_WHAT YOU NEED TO DO_:
Search the listing below for the string "Flavanoids" and copy every line where it occurs.
++++++++++
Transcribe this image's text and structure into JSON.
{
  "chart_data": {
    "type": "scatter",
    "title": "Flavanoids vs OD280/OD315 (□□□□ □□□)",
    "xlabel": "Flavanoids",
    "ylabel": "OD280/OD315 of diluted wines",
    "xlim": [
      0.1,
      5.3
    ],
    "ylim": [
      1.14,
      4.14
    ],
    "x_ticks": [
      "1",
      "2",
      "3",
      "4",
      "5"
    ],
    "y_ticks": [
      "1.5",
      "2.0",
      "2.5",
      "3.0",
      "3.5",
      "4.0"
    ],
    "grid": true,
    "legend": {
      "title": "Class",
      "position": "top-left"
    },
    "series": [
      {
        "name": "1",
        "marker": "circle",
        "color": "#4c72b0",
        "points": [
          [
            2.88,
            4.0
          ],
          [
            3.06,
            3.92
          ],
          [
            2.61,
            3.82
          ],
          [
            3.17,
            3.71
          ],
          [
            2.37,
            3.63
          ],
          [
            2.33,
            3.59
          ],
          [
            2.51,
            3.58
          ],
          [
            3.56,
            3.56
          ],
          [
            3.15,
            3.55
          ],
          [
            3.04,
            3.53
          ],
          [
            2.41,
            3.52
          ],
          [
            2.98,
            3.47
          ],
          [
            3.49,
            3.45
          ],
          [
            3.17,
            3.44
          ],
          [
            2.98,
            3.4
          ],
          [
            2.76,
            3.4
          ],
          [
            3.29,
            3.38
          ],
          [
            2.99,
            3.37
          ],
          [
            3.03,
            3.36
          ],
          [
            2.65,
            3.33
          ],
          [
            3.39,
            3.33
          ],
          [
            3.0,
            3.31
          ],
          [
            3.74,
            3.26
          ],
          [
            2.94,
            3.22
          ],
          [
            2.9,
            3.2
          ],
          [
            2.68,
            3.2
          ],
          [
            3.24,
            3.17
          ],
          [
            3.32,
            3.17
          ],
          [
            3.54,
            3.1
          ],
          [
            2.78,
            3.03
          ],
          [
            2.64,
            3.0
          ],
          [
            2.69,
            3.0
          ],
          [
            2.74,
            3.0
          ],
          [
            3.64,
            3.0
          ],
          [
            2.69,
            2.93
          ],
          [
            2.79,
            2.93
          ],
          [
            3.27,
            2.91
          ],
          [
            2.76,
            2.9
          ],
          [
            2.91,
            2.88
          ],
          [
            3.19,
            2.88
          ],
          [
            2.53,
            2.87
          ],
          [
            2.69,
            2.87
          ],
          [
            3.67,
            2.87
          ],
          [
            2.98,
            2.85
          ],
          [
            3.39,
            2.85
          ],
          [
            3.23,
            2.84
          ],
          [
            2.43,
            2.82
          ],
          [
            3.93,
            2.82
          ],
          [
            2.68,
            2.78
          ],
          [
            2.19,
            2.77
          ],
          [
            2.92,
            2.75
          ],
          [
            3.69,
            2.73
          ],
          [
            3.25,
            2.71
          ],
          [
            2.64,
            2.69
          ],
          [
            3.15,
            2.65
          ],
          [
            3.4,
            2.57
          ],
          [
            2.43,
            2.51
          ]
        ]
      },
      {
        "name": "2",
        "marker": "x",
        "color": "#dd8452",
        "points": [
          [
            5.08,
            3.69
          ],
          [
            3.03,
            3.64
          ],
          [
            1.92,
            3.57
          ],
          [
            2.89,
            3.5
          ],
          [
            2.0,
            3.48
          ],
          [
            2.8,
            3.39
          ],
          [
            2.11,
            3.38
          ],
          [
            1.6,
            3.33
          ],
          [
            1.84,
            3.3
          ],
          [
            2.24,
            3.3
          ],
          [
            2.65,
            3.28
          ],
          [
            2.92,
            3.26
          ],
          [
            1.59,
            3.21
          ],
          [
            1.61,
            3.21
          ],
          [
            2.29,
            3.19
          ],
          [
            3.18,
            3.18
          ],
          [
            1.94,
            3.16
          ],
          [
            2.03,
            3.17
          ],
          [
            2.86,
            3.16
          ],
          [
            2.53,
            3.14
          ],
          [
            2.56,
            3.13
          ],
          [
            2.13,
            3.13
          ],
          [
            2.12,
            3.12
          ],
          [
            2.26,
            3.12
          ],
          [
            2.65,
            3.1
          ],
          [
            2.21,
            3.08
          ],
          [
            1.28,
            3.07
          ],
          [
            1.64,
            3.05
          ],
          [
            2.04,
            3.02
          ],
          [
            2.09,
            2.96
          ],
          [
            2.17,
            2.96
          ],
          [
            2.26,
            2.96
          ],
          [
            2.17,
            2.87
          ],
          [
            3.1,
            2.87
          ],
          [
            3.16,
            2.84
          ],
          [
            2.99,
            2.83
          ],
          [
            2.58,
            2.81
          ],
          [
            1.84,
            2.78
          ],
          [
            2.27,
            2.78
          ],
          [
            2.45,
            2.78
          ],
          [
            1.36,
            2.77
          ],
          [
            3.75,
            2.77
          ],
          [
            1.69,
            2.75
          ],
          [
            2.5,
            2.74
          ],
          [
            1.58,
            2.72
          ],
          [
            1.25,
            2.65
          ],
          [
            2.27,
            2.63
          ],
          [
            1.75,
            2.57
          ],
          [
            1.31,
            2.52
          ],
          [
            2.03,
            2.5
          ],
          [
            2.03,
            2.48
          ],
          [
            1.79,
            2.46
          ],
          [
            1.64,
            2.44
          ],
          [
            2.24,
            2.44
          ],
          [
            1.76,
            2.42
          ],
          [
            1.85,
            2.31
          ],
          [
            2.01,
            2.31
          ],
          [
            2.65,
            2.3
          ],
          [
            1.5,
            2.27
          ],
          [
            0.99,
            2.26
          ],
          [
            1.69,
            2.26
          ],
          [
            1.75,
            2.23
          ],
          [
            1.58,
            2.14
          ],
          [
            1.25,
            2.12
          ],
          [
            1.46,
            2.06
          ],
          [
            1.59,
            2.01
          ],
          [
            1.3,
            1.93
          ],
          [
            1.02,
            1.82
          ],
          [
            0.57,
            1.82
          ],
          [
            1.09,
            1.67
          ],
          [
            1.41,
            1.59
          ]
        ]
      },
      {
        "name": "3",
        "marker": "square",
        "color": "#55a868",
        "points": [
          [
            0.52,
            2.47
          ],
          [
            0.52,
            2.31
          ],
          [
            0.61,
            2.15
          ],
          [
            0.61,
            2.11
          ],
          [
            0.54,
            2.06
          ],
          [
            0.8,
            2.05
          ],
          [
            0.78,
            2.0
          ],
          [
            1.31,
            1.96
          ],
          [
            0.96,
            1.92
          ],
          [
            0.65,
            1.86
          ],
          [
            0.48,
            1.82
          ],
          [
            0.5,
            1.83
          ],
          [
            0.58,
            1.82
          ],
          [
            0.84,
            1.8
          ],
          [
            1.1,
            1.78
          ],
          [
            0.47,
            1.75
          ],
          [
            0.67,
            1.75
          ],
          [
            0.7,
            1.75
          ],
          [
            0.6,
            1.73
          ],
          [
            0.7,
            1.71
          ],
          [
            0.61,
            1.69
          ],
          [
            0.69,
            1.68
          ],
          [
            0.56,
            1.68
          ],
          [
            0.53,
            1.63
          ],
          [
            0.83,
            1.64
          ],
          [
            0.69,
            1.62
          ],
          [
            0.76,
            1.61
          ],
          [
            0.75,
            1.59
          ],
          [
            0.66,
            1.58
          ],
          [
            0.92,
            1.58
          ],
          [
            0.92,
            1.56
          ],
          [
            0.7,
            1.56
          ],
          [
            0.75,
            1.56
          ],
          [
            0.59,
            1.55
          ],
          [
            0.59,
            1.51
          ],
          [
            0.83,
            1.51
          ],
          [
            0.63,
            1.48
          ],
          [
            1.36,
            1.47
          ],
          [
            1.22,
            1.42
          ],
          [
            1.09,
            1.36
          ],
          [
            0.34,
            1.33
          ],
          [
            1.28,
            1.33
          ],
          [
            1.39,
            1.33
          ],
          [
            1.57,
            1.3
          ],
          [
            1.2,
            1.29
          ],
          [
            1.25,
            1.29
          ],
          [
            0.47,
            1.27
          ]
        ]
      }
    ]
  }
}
++++++++++
_THE COMPLETED TASK_:
    "title": "Flavanoids vs OD280/OD315 (□□□□ □□□)",
    "xlabel": "Flavanoids",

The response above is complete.